>>>>

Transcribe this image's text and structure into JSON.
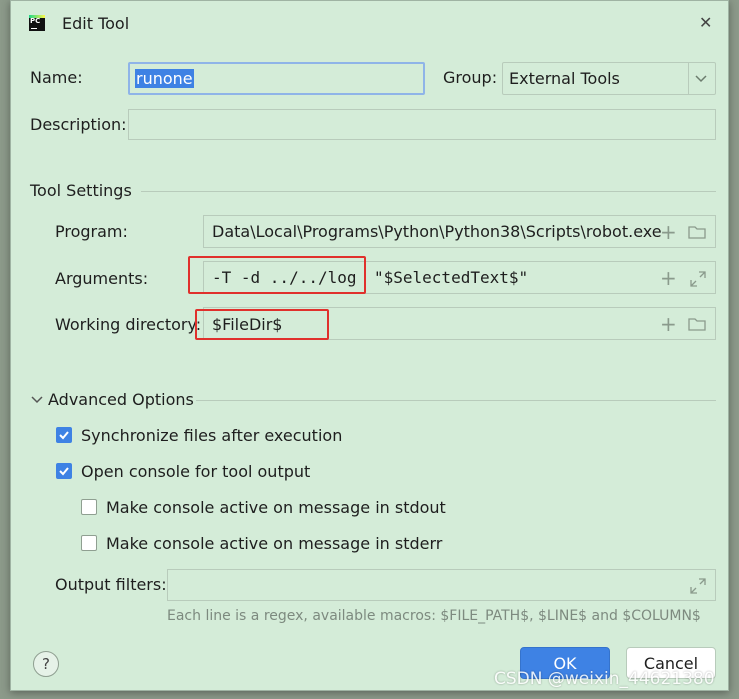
{
  "window": {
    "app_icon_text": "PC",
    "title": "Edit Tool",
    "close_glyph": "✕"
  },
  "form": {
    "name_label": "Name:",
    "name_value": "runone",
    "group_label": "Group:",
    "group_value": "External Tools",
    "description_label": "Description:",
    "description_value": ""
  },
  "tool_settings": {
    "section_title": "Tool Settings",
    "program_label": "Program:",
    "program_value": "Data\\Local\\Programs\\Python\\Python38\\Scripts\\robot.exe",
    "arguments_label": "Arguments:",
    "arguments_value_part1": "-T -d ../../log",
    "arguments_value_part2": "\"$SelectedText$\"",
    "working_dir_label": "Working directory:",
    "working_dir_value": "$FileDir$"
  },
  "advanced": {
    "section_title": "Advanced Options",
    "options": [
      {
        "label": "Synchronize files after execution",
        "checked": true
      },
      {
        "label": "Open console for tool output",
        "checked": true
      },
      {
        "label": "Make console active on message in stdout",
        "checked": false
      },
      {
        "label": "Make console active on message in stderr",
        "checked": false
      }
    ],
    "output_filters_label": "Output filters:",
    "output_filters_value": "",
    "hint": "Each line is a regex, available macros: $FILE_PATH$, $LINE$ and $COLUMN$"
  },
  "buttons": {
    "help": "?",
    "ok": "OK",
    "cancel": "Cancel"
  },
  "watermark": "CSDN @weixin_44621380",
  "colors": {
    "dialog_bg": "#d4ecd8",
    "accent": "#3e82e4",
    "highlight_border": "#e0302c"
  },
  "icons": [
    "pycharm-logo",
    "close-icon",
    "chevron-down-icon",
    "plus-icon",
    "folder-icon",
    "expand-icon",
    "check-icon",
    "help-icon"
  ]
}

<<<<

Restate the listing above word for word, and skip the pictures.

Transcribe this image's text and structure into JSON.
{
  "window": {
    "app_icon_text": "PC",
    "title": "Edit Tool",
    "close_glyph": "✕"
  },
  "form": {
    "name_label": "Name:",
    "name_value": "runone",
    "group_label": "Group:",
    "group_value": "External Tools",
    "description_label": "Description:",
    "description_value": ""
  },
  "tool_settings": {
    "section_title": "Tool Settings",
    "program_label": "Program:",
    "program_value": "Data\\Local\\Programs\\Python\\Python38\\Scripts\\robot.exe",
    "arguments_label": "Arguments:",
    "arguments_value_part1": "-T -d ../../log",
    "arguments_value_part2": "\"$SelectedText$\"",
    "working_dir_label": "Working directory:",
    "working_dir_value": "$FileDir$"
  },
  "advanced": {
    "section_title": "Advanced Options",
    "options": [
      {
        "label": "Synchronize files after execution",
        "checked": true
      },
      {
        "label": "Open console for tool output",
        "checked": true
      },
      {
        "label": "Make console active on message in stdout",
        "checked": false
      },
      {
        "label": "Make console active on message in stderr",
        "checked": false
      }
    ],
    "output_filters_label": "Output filters:",
    "output_filters_value": "",
    "hint": "Each line is a regex, available macros: $FILE_PATH$, $LINE$ and $COLUMN$"
  },
  "buttons": {
    "help": "?",
    "ok": "OK",
    "cancel": "Cancel"
  },
  "watermark": "CSDN @weixin_44621380",
  "colors": {
    "dialog_bg": "#d4ecd8",
    "accent": "#3e82e4",
    "highlight_border": "#e0302c"
  },
  "icons": [
    "pycharm-logo",
    "close-icon",
    "chevron-down-icon",
    "plus-icon",
    "folder-icon",
    "expand-icon",
    "check-icon",
    "help-icon"
  ]
}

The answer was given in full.